— start —

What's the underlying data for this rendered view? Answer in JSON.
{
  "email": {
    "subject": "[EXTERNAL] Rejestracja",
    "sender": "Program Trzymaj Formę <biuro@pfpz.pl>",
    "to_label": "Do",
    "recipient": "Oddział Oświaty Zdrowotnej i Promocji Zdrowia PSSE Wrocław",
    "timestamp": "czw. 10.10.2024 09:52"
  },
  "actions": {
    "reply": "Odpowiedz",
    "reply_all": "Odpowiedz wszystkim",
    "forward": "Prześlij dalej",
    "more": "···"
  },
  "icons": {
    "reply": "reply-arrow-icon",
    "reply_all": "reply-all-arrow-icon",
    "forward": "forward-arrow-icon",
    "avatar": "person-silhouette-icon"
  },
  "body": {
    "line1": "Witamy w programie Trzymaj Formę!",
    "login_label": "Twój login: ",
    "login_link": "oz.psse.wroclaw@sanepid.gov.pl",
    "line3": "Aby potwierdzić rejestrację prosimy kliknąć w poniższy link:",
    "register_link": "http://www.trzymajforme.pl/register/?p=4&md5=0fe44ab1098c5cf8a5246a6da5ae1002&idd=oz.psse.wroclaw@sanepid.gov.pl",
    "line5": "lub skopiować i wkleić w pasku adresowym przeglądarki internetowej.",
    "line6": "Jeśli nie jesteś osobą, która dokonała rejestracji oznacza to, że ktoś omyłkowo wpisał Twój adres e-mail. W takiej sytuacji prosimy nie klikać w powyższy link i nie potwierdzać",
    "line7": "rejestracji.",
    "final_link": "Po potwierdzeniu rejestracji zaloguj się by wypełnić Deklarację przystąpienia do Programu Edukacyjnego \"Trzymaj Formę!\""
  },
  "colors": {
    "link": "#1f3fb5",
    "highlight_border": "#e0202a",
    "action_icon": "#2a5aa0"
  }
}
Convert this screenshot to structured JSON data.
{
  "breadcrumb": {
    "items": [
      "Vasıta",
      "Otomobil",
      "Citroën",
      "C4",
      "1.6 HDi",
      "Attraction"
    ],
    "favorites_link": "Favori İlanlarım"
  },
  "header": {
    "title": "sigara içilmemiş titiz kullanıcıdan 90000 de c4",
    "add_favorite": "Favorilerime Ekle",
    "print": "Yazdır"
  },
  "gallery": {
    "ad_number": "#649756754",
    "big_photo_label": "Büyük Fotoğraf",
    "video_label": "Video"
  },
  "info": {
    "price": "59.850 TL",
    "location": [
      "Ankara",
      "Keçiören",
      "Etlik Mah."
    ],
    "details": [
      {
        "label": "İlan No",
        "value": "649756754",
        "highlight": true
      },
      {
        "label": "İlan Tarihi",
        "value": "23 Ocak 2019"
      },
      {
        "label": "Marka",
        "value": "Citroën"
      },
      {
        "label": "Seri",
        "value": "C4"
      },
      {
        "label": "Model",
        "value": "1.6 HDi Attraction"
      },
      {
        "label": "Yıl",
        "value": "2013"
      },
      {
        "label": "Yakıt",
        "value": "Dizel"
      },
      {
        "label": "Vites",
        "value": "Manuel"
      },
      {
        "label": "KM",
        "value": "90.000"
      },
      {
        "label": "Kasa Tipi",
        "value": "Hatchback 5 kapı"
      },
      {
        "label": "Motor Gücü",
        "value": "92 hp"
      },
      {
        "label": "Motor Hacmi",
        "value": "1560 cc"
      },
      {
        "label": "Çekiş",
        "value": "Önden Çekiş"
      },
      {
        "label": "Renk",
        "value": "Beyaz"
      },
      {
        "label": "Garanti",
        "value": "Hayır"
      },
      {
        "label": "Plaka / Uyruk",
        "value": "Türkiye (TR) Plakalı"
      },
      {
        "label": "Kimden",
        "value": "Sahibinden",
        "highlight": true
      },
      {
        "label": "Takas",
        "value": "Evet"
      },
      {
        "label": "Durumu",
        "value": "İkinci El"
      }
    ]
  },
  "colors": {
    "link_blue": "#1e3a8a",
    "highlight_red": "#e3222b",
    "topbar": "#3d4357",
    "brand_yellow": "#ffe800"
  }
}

— end —

WRITTEN TASK. Print again each line of the listing above, exactly as it appears.

THE REPLY.
What's the underlying data for this rendered view? Answer in JSON.
{
  "email": {
    "subject": "[EXTERNAL] Rejestracja",
    "sender": "Program Trzymaj Formę <biuro@pfpz.pl>",
    "to_label": "Do",
    "recipient": "Oddział Oświaty Zdrowotnej i Promocji Zdrowia PSSE Wrocław",
    "timestamp": "czw. 10.10.2024 09:52"
  },
  "actions": {
    "reply": "Odpowiedz",
    "reply_all": "Odpowiedz wszystkim",
    "forward": "Prześlij dalej",
    "more": "···"
  },
  "icons": {
    "reply": "reply-arrow-icon",
    "reply_all": "reply-all-arrow-icon",
    "forward": "forward-arrow-icon",
    "avatar": "person-silhouette-icon"
  },
  "body": {
    "line1": "Witamy w programie Trzymaj Formę!",
    "login_label": "Twój login: ",
    "login_link": "oz.psse.wroclaw@sanepid.gov.pl",
    "line3": "Aby potwierdzić rejestrację prosimy kliknąć w poniższy link:",
    "register_link": "http://www.trzymajforme.pl/register/?p=4&md5=0fe44ab1098c5cf8a5246a6da5ae1002&idd=oz.psse.wroclaw@sanepid.gov.pl",
    "line5": "lub skopiować i wkleić w pasku adresowym przeglądarki internetowej.",
    "line6": "Jeśli nie jesteś osobą, która dokonała rejestracji oznacza to, że ktoś omyłkowo wpisał Twój adres e-mail. W takiej sytuacji prosimy nie klikać w powyższy link i nie potwierdzać",
    "line7": "rejestracji.",
    "final_link": "Po potwierdzeniu rejestracji zaloguj się by wypełnić Deklarację przystąpienia do Programu Edukacyjnego \"Trzymaj Formę!\""
  },
  "colors": {
    "link": "#1f3fb5",
    "highlight_border": "#e0202a",
    "action_icon": "#2a5aa0"
  }
}
Convert this screenshot to structured JSON data.
{
  "breadcrumb": {
    "items": [
      "Vasıta",
      "Otomobil",
      "Citroën",
      "C4",
      "1.6 HDi",
      "Attraction"
    ],
    "favorites_link": "Favori İlanlarım"
  },
  "header": {
    "title": "sigara içilmemiş titiz kullanıcıdan 90000 de c4",
    "add_favorite": "Favorilerime Ekle",
    "print": "Yazdır"
  },
  "gallery": {
    "ad_number": "#649756754",
    "big_photo_label": "Büyük Fotoğraf",
    "video_label": "Video"
  },
  "info": {
    "price": "59.850 TL",
    "location": [
      "Ankara",
      "Keçiören",
      "Etlik Mah."
    ],
    "details": [
      {
        "label": "İlan No",
        "value": "649756754",
        "highlight": true
      },
      {
        "label": "İlan Tarihi",
        "value": "23 Ocak 2019"
      },
      {
        "label": "Marka",
        "value": "Citroën"
      },
      {
        "label": "Seri",
        "value": "C4"
      },
      {
        "label": "Model",
        "value": "1.6 HDi Attraction"
      },
      {
        "label": "Yıl",
        "value": "2013"
      },
      {
        "label": "Yakıt",
        "value": "Dizel"
      },
      {
        "label": "Vites",
        "value": "Manuel"
      },
      {
        "label": "KM",
        "value": "90.000"
      },
      {
        "label": "Kasa Tipi",
        "value": "Hatchback 5 kapı"
      },
      {
        "label": "Motor Gücü",
        "value": "92 hp"
      },
      {
        "label": "Motor Hacmi",
        "value": "1560 cc"
      },
      {
        "label": "Çekiş",
        "value": "Önden Çekiş"
      },
      {
        "label": "Renk",
        "value": "Beyaz"
      },
      {
        "label": "Garanti",
        "value": "Hayır"
      },
      {
        "label": "Plaka / Uyruk",
        "value": "Türkiye (TR) Plakalı"
      },
      {
        "label": "Kimden",
        "value": "Sahibinden",
        "highlight": true
      },
      {
        "label": "Takas",
        "value": "Evet"
      },
      {
        "label": "Durumu",
        "value": "İkinci El"
      }
    ]
  },
  "colors": {
    "link_blue": "#1e3a8a",
    "highlight_red": "#e3222b",
    "topbar": "#3d4357",
    "brand_yellow": "#ffe800"
  }
}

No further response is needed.